▶ _Task_: Reproduce the listing exactly and skip over any pictures.

▶ _The records_:
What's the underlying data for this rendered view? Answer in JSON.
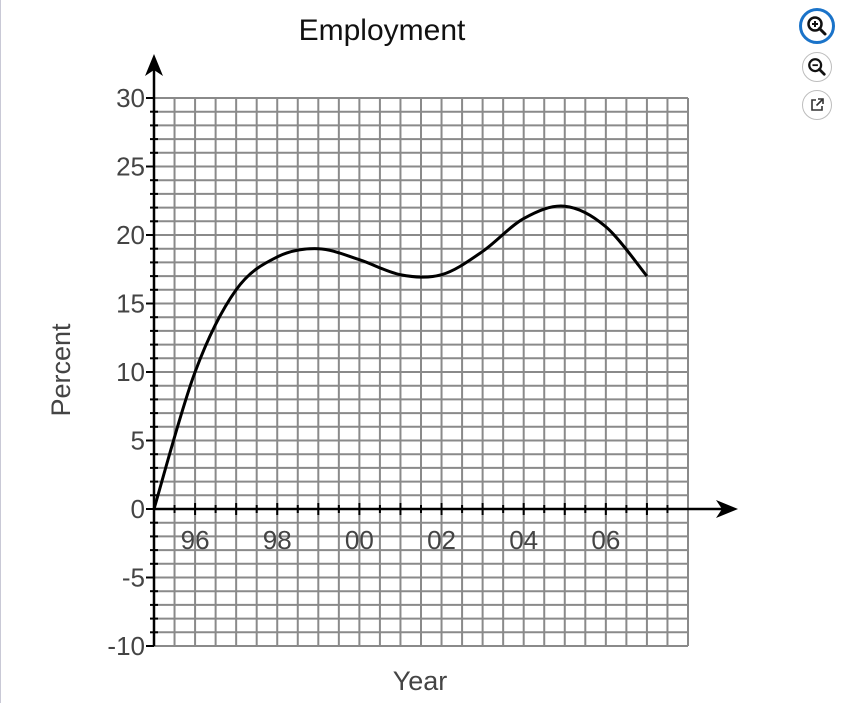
{
  "chart_data": {
    "type": "line",
    "title": "Employment",
    "xlabel": "Year",
    "ylabel": "Percent",
    "x_tick_labels": [
      "96",
      "98",
      "00",
      "02",
      "04",
      "06"
    ],
    "y_tick_labels": [
      "30",
      "25",
      "20",
      "15",
      "10",
      "5",
      "0",
      "-5",
      "-10"
    ],
    "y_ticks": [
      30,
      25,
      20,
      15,
      10,
      5,
      0,
      -5,
      -10
    ],
    "xlim": [
      1995,
      2008
    ],
    "ylim": [
      -10,
      30
    ],
    "grid": true,
    "series": [
      {
        "x": [
          1995,
          1996,
          1997,
          1998,
          1999,
          2000,
          2001,
          2002,
          2003,
          2004,
          2005,
          2006,
          2007
        ],
        "y": [
          0,
          10,
          16,
          18.4,
          19,
          18.2,
          17.1,
          17.1,
          18.8,
          21.2,
          22.1,
          20.6,
          17
        ]
      }
    ]
  },
  "toolbar": {
    "zoom_in": "zoom-in-icon",
    "zoom_out": "zoom-out-icon",
    "popout": "external-link-icon",
    "accent": "#1a73c9"
  }
}
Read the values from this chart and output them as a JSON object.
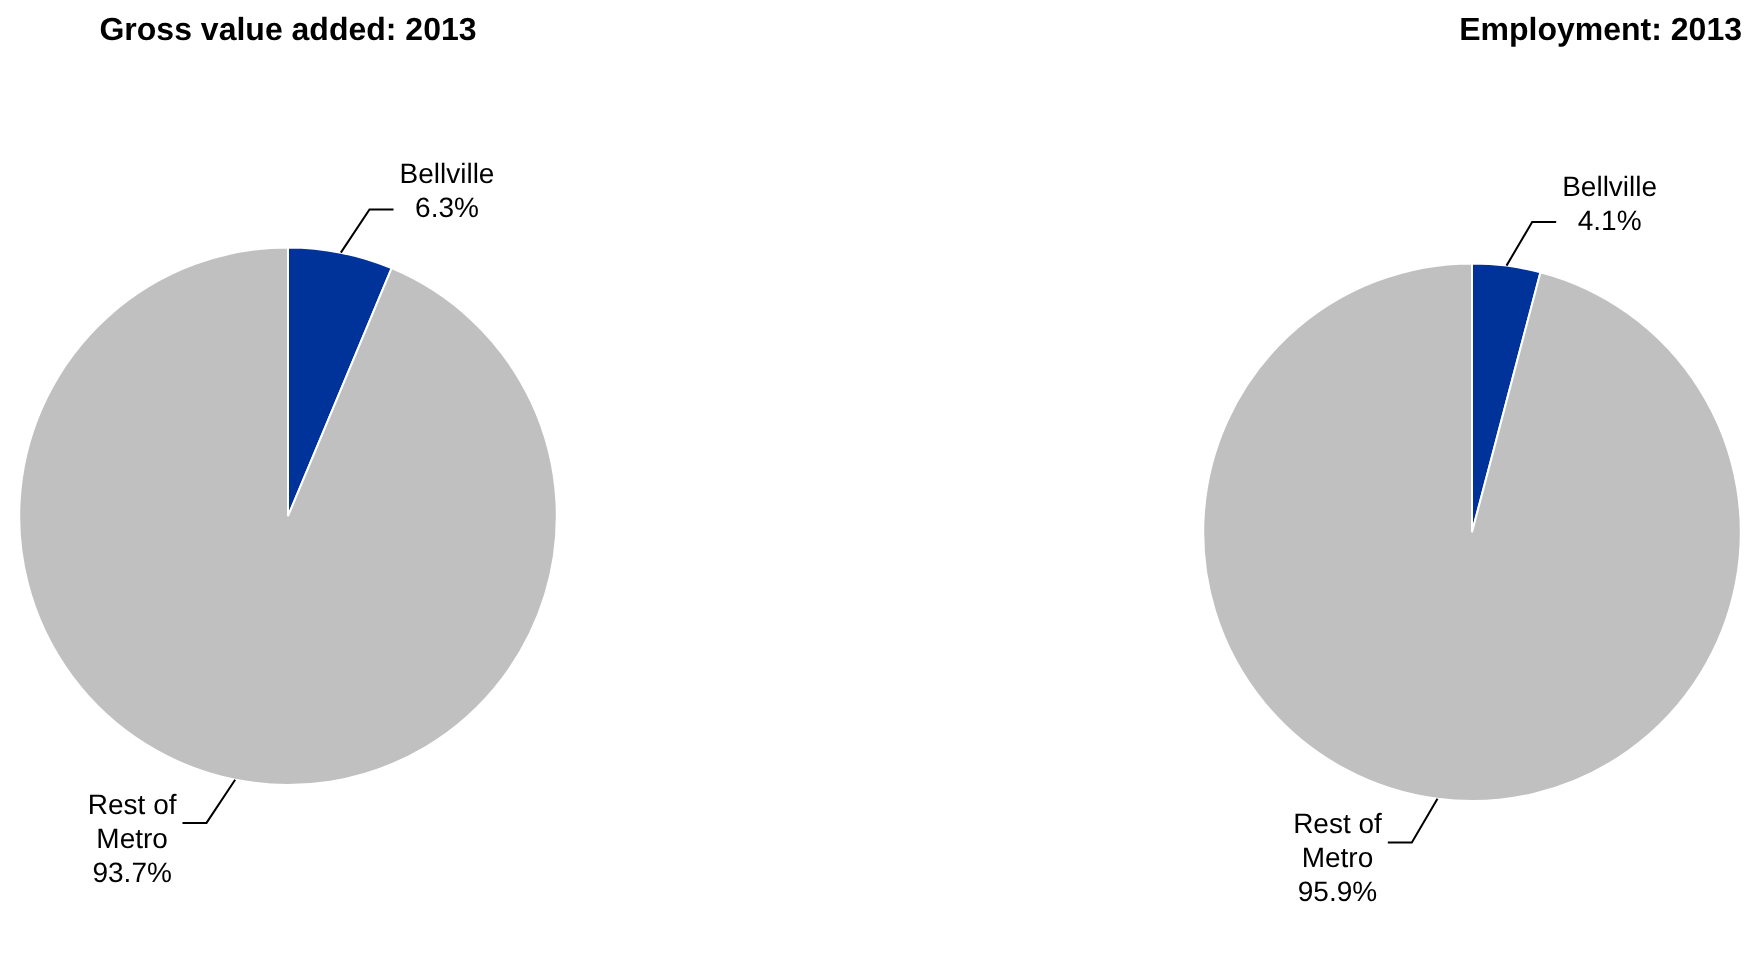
{
  "chart_data": [
    {
      "type": "pie",
      "title": "Gross value added: 2013",
      "categories": [
        "Bellville",
        "Rest of Metro"
      ],
      "values": [
        6.3,
        93.7
      ],
      "colors": [
        "#003399",
        "#c0c0c0"
      ],
      "value_labels": [
        "6.3%",
        "93.7%"
      ]
    },
    {
      "type": "pie",
      "title": "Employment: 2013",
      "categories": [
        "Bellville",
        "Rest of Metro"
      ],
      "values": [
        4.1,
        95.9
      ],
      "colors": [
        "#003399",
        "#c0c0c0"
      ],
      "value_labels": [
        "4.1%",
        "95.9%"
      ]
    }
  ]
}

▶ _Task answer_:
What's the underlying data for this rendered view? Answer in JSON.
{
  "chart_data": {
    "type": "line",
    "title": "Employment",
    "xlabel": "Year",
    "ylabel": "Percent",
    "x_tick_labels": [
      "96",
      "98",
      "00",
      "02",
      "04",
      "06"
    ],
    "y_tick_labels": [
      "30",
      "25",
      "20",
      "15",
      "10",
      "5",
      "0",
      "-5",
      "-10"
    ],
    "y_ticks": [
      30,
      25,
      20,
      15,
      10,
      5,
      0,
      -5,
      -10
    ],
    "xlim": [
      1995,
      2008
    ],
    "ylim": [
      -10,
      30
    ],
    "grid": true,
    "series": [
      {
        "x": [
          1995,
          1996,
          1997,
          1998,
          1999,
          2000,
          2001,
          2002,
          2003,
          2004,
          2005,
          2006,
          2007
        ],
        "y": [
          0,
          10,
          16,
          18.4,
          19,
          18.2,
          17.1,
          17.1,
          18.8,
          21.2,
          22.1,
          20.6,
          17
        ]
      }
    ]
  },
  "toolbar": {
    "zoom_in": "zoom-in-icon",
    "zoom_out": "zoom-out-icon",
    "popout": "external-link-icon",
    "accent": "#1a73c9"
  }
}
Read the values from this chart and output them as a JSON object.
{
  "chart_data": [
    {
      "type": "pie",
      "title": "Gross value added: 2013",
      "categories": [
        "Bellville",
        "Rest of Metro"
      ],
      "values": [
        6.3,
        93.7
      ],
      "colors": [
        "#003399",
        "#c0c0c0"
      ],
      "value_labels": [
        "6.3%",
        "93.7%"
      ]
    },
    {
      "type": "pie",
      "title": "Employment: 2013",
      "categories": [
        "Bellville",
        "Rest of Metro"
      ],
      "values": [
        4.1,
        95.9
      ],
      "colors": [
        "#003399",
        "#c0c0c0"
      ],
      "value_labels": [
        "4.1%",
        "95.9%"
      ]
    }
  ]
}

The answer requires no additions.